--- BEGIN SUPPLIED MATERIAL ---

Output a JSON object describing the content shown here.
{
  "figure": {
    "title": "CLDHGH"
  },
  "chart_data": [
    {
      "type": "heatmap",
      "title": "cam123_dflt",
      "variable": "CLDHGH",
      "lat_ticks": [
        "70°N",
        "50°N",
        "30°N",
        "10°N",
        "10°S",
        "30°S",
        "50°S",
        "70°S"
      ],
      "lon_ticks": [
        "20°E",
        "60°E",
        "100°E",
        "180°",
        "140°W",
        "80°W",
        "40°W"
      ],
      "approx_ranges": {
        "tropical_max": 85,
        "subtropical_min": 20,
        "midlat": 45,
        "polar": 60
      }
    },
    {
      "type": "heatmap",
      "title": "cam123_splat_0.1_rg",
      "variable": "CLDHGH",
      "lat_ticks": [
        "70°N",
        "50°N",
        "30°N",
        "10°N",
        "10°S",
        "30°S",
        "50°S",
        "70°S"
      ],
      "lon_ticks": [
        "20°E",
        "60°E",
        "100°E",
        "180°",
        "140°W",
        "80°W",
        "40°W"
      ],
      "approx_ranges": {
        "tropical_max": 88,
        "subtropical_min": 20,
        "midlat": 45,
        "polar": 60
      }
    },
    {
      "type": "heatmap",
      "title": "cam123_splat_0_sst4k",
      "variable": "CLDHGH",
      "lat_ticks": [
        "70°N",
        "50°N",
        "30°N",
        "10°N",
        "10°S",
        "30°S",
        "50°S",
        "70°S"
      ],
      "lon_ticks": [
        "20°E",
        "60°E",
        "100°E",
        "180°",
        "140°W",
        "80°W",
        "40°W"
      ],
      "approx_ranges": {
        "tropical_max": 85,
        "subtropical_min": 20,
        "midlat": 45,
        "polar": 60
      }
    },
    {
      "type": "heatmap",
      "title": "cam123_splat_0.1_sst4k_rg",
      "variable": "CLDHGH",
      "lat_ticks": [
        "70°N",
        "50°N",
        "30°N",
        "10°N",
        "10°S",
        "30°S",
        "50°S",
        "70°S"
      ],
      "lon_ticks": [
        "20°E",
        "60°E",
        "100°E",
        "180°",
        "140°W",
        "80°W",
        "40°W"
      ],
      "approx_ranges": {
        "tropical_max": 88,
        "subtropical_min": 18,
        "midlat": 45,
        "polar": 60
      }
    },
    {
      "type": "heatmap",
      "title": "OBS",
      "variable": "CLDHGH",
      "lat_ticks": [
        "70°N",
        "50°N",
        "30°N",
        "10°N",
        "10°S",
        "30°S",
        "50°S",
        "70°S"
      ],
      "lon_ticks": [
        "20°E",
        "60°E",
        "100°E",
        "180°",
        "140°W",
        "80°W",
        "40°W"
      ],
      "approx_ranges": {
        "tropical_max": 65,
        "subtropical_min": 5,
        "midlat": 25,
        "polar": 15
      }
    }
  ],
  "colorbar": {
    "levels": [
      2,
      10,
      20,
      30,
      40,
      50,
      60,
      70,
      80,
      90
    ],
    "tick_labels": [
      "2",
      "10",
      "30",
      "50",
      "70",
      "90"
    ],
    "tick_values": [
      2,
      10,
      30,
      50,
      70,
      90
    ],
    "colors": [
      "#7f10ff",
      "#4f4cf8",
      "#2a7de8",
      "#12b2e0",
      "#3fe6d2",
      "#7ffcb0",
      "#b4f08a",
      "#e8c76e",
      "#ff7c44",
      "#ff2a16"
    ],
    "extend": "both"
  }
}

--- END SUPPLIED MATERIAL ---

# WHAT THE EXERCISE ASKS:
Copy out the whole listing exactly; please set it all down.

# SOLUTION TO THIS EXERCISE:
Output a JSON object describing the content shown here.
{
  "figure": {
    "title": "CLDHGH"
  },
  "chart_data": [
    {
      "type": "heatmap",
      "title": "cam123_dflt",
      "variable": "CLDHGH",
      "lat_ticks": [
        "70°N",
        "50°N",
        "30°N",
        "10°N",
        "10°S",
        "30°S",
        "50°S",
        "70°S"
      ],
      "lon_ticks": [
        "20°E",
        "60°E",
        "100°E",
        "180°",
        "140°W",
        "80°W",
        "40°W"
      ],
      "approx_ranges": {
        "tropical_max": 85,
        "subtropical_min": 20,
        "midlat": 45,
        "polar": 60
      }
    },
    {
      "type": "heatmap",
      "title": "cam123_splat_0.1_rg",
      "variable": "CLDHGH",
      "lat_ticks": [
        "70°N",
        "50°N",
        "30°N",
        "10°N",
        "10°S",
        "30°S",
        "50°S",
        "70°S"
      ],
      "lon_ticks": [
        "20°E",
        "60°E",
        "100°E",
        "180°",
        "140°W",
        "80°W",
        "40°W"
      ],
      "approx_ranges": {
        "tropical_max": 88,
        "subtropical_min": 20,
        "midlat": 45,
        "polar": 60
      }
    },
    {
      "type": "heatmap",
      "title": "cam123_splat_0_sst4k",
      "variable": "CLDHGH",
      "lat_ticks": [
        "70°N",
        "50°N",
        "30°N",
        "10°N",
        "10°S",
        "30°S",
        "50°S",
        "70°S"
      ],
      "lon_ticks": [
        "20°E",
        "60°E",
        "100°E",
        "180°",
        "140°W",
        "80°W",
        "40°W"
      ],
      "approx_ranges": {
        "tropical_max": 85,
        "subtropical_min": 20,
        "midlat": 45,
        "polar": 60
      }
    },
    {
      "type": "heatmap",
      "title": "cam123_splat_0.1_sst4k_rg",
      "variable": "CLDHGH",
      "lat_ticks": [
        "70°N",
        "50°N",
        "30°N",
        "10°N",
        "10°S",
        "30°S",
        "50°S",
        "70°S"
      ],
      "lon_ticks": [
        "20°E",
        "60°E",
        "100°E",
        "180°",
        "140°W",
        "80°W",
        "40°W"
      ],
      "approx_ranges": {
        "tropical_max": 88,
        "subtropical_min": 18,
        "midlat": 45,
        "polar": 60
      }
    },
    {
      "type": "heatmap",
      "title": "OBS",
      "variable": "CLDHGH",
      "lat_ticks": [
        "70°N",
        "50°N",
        "30°N",
        "10°N",
        "10°S",
        "30°S",
        "50°S",
        "70°S"
      ],
      "lon_ticks": [
        "20°E",
        "60°E",
        "100°E",
        "180°",
        "140°W",
        "80°W",
        "40°W"
      ],
      "approx_ranges": {
        "tropical_max": 65,
        "subtropical_min": 5,
        "midlat": 25,
        "polar": 15
      }
    }
  ],
  "colorbar": {
    "levels": [
      2,
      10,
      20,
      30,
      40,
      50,
      60,
      70,
      80,
      90
    ],
    "tick_labels": [
      "2",
      "10",
      "30",
      "50",
      "70",
      "90"
    ],
    "tick_values": [
      2,
      10,
      30,
      50,
      70,
      90
    ],
    "colors": [
      "#7f10ff",
      "#4f4cf8",
      "#2a7de8",
      "#12b2e0",
      "#3fe6d2",
      "#7ffcb0",
      "#b4f08a",
      "#e8c76e",
      "#ff7c44",
      "#ff2a16"
    ],
    "extend": "both"
  }
}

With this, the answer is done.